## SOURCE MATERIAL
# # # # #

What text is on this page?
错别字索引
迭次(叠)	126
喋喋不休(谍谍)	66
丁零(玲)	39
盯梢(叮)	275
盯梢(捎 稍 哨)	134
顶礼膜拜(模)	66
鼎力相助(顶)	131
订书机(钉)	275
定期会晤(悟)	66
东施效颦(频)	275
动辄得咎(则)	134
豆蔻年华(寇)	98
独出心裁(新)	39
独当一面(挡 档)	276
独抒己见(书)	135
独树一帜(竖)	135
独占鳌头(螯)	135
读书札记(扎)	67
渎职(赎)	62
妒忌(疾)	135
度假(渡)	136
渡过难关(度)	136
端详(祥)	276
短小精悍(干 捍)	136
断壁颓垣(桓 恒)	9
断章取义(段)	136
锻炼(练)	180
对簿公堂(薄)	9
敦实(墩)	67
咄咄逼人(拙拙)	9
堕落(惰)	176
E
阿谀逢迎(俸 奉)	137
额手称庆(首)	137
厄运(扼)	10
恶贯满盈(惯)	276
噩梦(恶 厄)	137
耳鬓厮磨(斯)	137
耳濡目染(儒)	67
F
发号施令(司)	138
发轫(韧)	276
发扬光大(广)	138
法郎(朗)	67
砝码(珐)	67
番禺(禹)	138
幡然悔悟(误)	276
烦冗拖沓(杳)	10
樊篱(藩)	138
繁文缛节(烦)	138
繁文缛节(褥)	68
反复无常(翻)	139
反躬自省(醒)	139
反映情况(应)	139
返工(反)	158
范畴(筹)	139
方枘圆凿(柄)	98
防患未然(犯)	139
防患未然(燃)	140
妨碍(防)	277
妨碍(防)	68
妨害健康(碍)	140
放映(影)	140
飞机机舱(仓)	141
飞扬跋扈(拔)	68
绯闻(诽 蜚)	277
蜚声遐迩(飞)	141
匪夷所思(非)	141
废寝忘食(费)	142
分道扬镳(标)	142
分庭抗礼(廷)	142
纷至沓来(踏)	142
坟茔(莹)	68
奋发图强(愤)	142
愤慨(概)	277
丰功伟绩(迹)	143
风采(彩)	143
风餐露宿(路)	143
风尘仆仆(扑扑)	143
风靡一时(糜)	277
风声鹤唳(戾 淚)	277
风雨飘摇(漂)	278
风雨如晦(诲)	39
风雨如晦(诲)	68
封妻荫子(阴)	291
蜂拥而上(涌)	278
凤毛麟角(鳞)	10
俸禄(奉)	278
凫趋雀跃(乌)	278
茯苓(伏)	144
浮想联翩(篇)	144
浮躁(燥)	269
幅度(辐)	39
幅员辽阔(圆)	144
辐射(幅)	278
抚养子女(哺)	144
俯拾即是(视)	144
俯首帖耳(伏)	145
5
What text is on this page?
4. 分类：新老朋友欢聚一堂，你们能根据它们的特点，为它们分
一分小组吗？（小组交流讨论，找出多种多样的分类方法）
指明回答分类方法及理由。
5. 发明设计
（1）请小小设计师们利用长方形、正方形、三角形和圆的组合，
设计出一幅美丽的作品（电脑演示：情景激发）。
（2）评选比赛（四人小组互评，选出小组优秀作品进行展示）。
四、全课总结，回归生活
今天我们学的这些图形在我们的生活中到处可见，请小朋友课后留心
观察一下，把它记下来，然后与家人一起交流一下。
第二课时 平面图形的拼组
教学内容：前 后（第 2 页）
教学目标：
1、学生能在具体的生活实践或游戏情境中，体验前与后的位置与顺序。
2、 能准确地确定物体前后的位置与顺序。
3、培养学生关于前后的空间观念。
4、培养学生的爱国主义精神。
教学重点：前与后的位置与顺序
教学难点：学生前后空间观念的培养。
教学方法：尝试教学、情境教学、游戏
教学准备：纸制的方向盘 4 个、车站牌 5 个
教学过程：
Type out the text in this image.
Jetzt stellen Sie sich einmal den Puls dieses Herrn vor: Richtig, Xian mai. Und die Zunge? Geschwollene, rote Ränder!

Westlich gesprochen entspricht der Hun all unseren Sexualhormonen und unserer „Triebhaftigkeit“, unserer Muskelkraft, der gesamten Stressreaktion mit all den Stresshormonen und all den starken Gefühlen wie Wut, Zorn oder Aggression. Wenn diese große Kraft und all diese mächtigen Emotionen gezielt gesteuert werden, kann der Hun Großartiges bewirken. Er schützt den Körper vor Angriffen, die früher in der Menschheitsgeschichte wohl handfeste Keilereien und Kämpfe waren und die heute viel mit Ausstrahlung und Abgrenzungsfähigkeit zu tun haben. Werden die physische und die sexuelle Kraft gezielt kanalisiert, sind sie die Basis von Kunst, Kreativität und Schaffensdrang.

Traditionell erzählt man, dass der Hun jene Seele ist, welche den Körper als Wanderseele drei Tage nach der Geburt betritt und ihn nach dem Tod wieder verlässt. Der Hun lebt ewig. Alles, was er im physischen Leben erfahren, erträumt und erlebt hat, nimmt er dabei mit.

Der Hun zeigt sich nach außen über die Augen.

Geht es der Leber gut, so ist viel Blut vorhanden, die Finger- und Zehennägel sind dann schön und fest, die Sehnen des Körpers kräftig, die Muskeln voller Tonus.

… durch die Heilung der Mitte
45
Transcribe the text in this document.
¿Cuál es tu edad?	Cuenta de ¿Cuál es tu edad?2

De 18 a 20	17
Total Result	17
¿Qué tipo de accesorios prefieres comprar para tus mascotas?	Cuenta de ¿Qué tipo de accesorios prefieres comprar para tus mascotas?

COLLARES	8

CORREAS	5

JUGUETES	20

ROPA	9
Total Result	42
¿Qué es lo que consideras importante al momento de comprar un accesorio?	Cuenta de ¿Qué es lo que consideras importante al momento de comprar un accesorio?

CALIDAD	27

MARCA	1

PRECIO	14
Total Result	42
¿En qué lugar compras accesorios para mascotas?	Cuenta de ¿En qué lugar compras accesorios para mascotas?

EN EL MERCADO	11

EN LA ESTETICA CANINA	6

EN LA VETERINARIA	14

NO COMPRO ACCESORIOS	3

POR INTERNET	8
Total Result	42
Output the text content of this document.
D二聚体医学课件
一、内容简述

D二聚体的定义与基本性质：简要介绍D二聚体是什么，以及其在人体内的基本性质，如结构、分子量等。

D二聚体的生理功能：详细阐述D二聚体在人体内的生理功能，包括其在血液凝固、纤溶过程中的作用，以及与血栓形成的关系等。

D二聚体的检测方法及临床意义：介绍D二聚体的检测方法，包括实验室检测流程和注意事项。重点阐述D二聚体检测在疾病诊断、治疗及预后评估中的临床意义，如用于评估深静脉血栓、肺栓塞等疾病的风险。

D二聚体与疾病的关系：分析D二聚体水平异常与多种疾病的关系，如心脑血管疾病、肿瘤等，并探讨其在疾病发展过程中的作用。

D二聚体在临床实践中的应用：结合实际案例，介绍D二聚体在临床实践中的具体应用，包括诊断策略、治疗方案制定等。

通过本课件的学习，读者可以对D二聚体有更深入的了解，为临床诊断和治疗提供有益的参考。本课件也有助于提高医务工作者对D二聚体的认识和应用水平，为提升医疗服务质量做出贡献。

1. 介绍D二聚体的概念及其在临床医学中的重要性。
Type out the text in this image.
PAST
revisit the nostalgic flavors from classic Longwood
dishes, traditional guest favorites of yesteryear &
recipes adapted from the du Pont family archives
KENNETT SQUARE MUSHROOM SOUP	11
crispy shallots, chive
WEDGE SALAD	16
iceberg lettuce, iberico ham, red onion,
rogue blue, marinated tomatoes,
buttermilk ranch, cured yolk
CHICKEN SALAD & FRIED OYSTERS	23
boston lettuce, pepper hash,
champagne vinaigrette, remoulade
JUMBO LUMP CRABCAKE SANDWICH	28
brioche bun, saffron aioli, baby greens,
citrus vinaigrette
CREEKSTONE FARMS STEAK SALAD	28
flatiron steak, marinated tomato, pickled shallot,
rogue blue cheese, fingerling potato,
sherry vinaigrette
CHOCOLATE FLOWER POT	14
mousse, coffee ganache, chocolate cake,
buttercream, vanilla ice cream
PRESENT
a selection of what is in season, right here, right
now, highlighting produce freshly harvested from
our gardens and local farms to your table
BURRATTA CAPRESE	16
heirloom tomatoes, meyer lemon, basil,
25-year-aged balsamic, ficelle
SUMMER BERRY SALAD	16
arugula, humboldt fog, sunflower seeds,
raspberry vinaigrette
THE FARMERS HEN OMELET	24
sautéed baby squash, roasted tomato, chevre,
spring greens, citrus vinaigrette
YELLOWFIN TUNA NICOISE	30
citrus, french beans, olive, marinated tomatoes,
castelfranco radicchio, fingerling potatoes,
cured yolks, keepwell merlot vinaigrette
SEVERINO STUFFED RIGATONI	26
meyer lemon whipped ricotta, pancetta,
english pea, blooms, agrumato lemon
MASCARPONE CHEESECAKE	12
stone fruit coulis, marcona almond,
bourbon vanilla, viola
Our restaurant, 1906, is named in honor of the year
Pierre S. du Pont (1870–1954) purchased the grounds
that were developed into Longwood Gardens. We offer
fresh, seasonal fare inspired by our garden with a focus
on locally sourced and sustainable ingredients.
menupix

# # # # #

## DIRECTIONS FOR THIS TASK
Where a line contains "comprar", copy that line.

## FULL RESPONSE
¿Qué tipo de accesorios prefieres comprar para tus mascotas?	Cuenta de ¿Qué tipo de accesorios prefieres comprar para tus mascotas?
¿Qué es lo que consideras importante al momento de comprar un accesorio?	Cuenta de ¿Qué es lo que consideras importante al momento de comprar un accesorio?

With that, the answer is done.